## Start

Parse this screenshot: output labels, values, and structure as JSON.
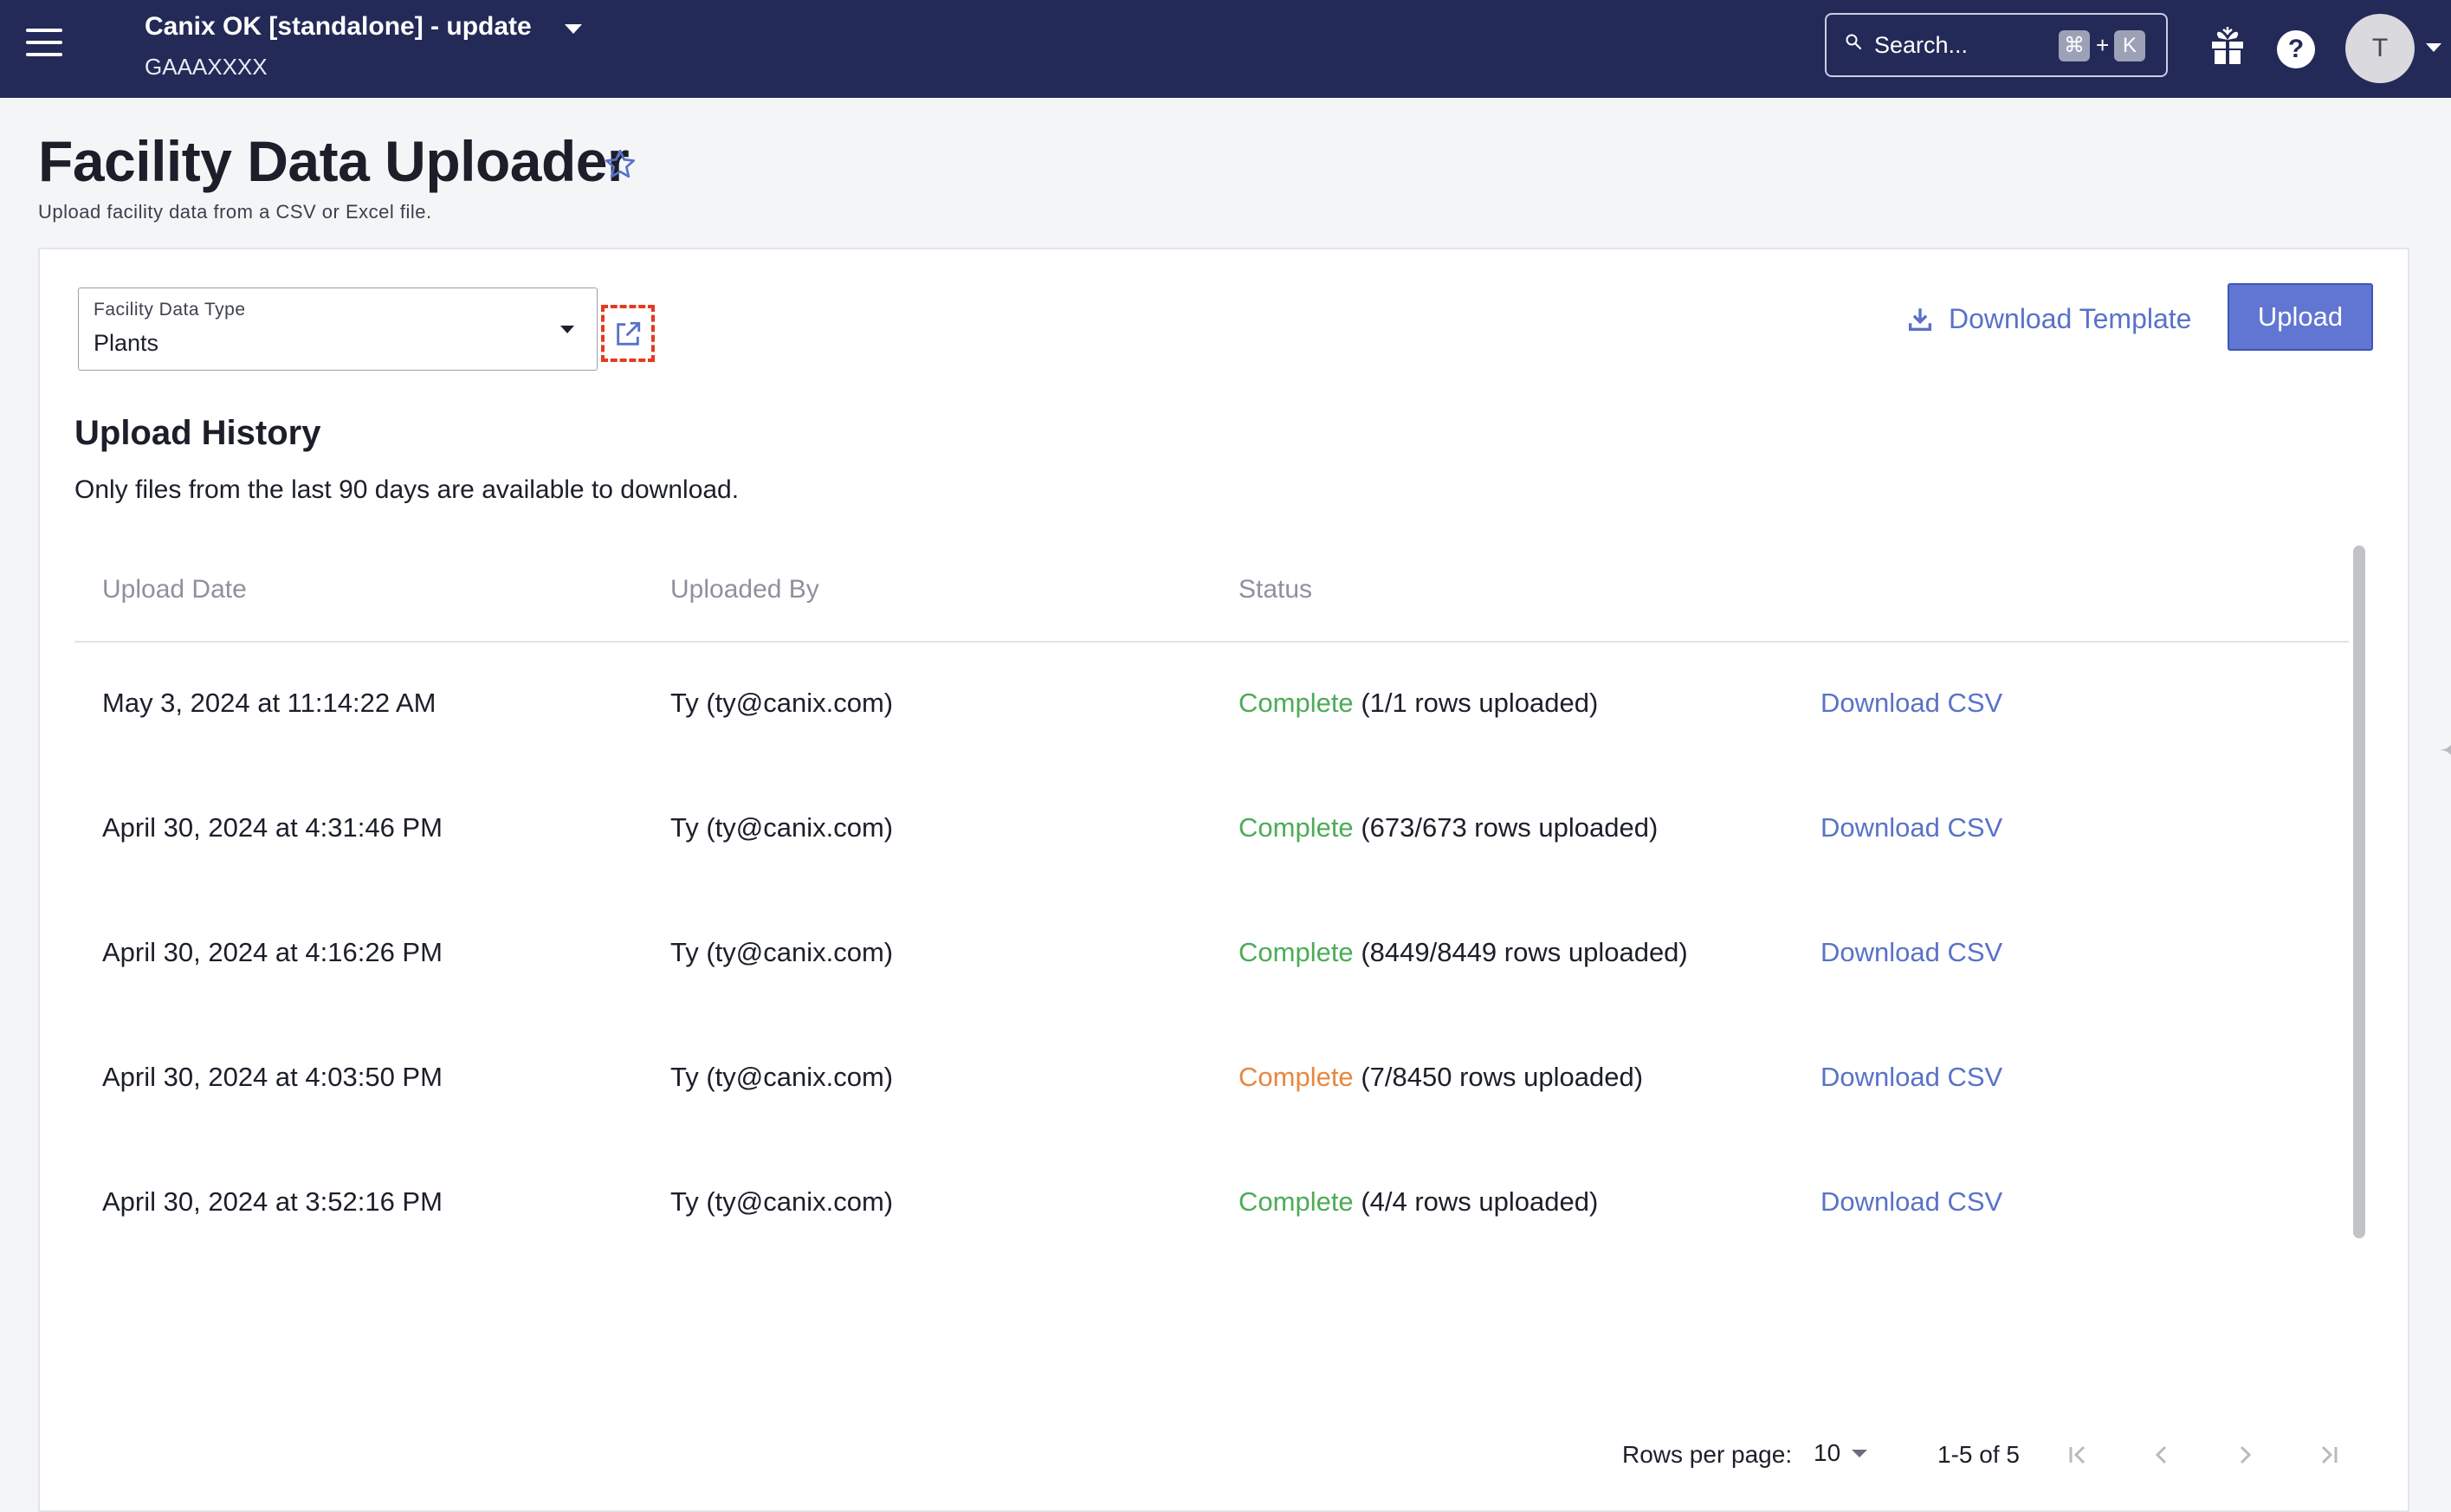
{
  "topbar": {
    "org_name": "Canix OK [standalone] - update",
    "org_code": "GAAAXXXX",
    "search_placeholder": "Search...",
    "shortcut_cmd": "⌘",
    "shortcut_plus": "+",
    "shortcut_key": "K",
    "help_label": "?",
    "avatar_initial": "T",
    "background_color": "#232a57"
  },
  "header": {
    "title": "Facility Data Uploader",
    "subtitle": "Upload facility data from a CSV or Excel file."
  },
  "toolbar": {
    "data_type_label": "Facility Data Type",
    "data_type_value": "Plants",
    "download_template_label": "Download Template",
    "upload_label": "Upload"
  },
  "history": {
    "title": "Upload History",
    "note": "Only files from the last 90 days are available to download.",
    "columns": [
      "Upload Date",
      "Uploaded By",
      "Status"
    ],
    "rows": [
      {
        "date": "May 3, 2024 at 11:14:22 AM",
        "by": "Ty (ty@canix.com)",
        "status": "Complete",
        "detail": "(1/1 rows uploaded)",
        "status_color": "#4cac56",
        "action": "Download CSV"
      },
      {
        "date": "April 30, 2024 at 4:31:46 PM",
        "by": "Ty (ty@canix.com)",
        "status": "Complete",
        "detail": "(673/673 rows uploaded)",
        "status_color": "#4cac56",
        "action": "Download CSV"
      },
      {
        "date": "April 30, 2024 at 4:16:26 PM",
        "by": "Ty (ty@canix.com)",
        "status": "Complete",
        "detail": "(8449/8449 rows uploaded)",
        "status_color": "#4cac56",
        "action": "Download CSV"
      },
      {
        "date": "April 30, 2024 at 4:03:50 PM",
        "by": "Ty (ty@canix.com)",
        "status": "Complete",
        "detail": "(7/8450 rows uploaded)",
        "status_color": "#e8873f",
        "action": "Download CSV"
      },
      {
        "date": "April 30, 2024 at 3:52:16 PM",
        "by": "Ty (ty@canix.com)",
        "status": "Complete",
        "detail": "(4/4 rows uploaded)",
        "status_color": "#4cac56",
        "action": "Download CSV"
      }
    ]
  },
  "pagination": {
    "rows_per_page_label": "Rows per page:",
    "rows_per_page_value": "10",
    "range_label": "1-5 of 5"
  },
  "colors": {
    "accent": "#6176d3",
    "link": "#5972c8",
    "success": "#4cac56",
    "warning": "#e8873f",
    "highlight_dashed": "#e23b20"
  }
}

## End

- [GIVEN PROBLEM] Pictures stay out of the copy; please restate every record above exactly.

- [EXERCISE RESULT]
Parse this screenshot: output labels, values, and structure as JSON.
{
  "topbar": {
    "org_name": "Canix OK [standalone] - update",
    "org_code": "GAAAXXXX",
    "search_placeholder": "Search...",
    "shortcut_cmd": "⌘",
    "shortcut_plus": "+",
    "shortcut_key": "K",
    "help_label": "?",
    "avatar_initial": "T",
    "background_color": "#232a57"
  },
  "header": {
    "title": "Facility Data Uploader",
    "subtitle": "Upload facility data from a CSV or Excel file."
  },
  "toolbar": {
    "data_type_label": "Facility Data Type",
    "data_type_value": "Plants",
    "download_template_label": "Download Template",
    "upload_label": "Upload"
  },
  "history": {
    "title": "Upload History",
    "note": "Only files from the last 90 days are available to download.",
    "columns": [
      "Upload Date",
      "Uploaded By",
      "Status"
    ],
    "rows": [
      {
        "date": "May 3, 2024 at 11:14:22 AM",
        "by": "Ty (ty@canix.com)",
        "status": "Complete",
        "detail": "(1/1 rows uploaded)",
        "status_color": "#4cac56",
        "action": "Download CSV"
      },
      {
        "date": "April 30, 2024 at 4:31:46 PM",
        "by": "Ty (ty@canix.com)",
        "status": "Complete",
        "detail": "(673/673 rows uploaded)",
        "status_color": "#4cac56",
        "action": "Download CSV"
      },
      {
        "date": "April 30, 2024 at 4:16:26 PM",
        "by": "Ty (ty@canix.com)",
        "status": "Complete",
        "detail": "(8449/8449 rows uploaded)",
        "status_color": "#4cac56",
        "action": "Download CSV"
      },
      {
        "date": "April 30, 2024 at 4:03:50 PM",
        "by": "Ty (ty@canix.com)",
        "status": "Complete",
        "detail": "(7/8450 rows uploaded)",
        "status_color": "#e8873f",
        "action": "Download CSV"
      },
      {
        "date": "April 30, 2024 at 3:52:16 PM",
        "by": "Ty (ty@canix.com)",
        "status": "Complete",
        "detail": "(4/4 rows uploaded)",
        "status_color": "#4cac56",
        "action": "Download CSV"
      }
    ]
  },
  "pagination": {
    "rows_per_page_label": "Rows per page:",
    "rows_per_page_value": "10",
    "range_label": "1-5 of 5"
  },
  "colors": {
    "accent": "#6176d3",
    "link": "#5972c8",
    "success": "#4cac56",
    "warning": "#e8873f",
    "highlight_dashed": "#e23b20"
  }
}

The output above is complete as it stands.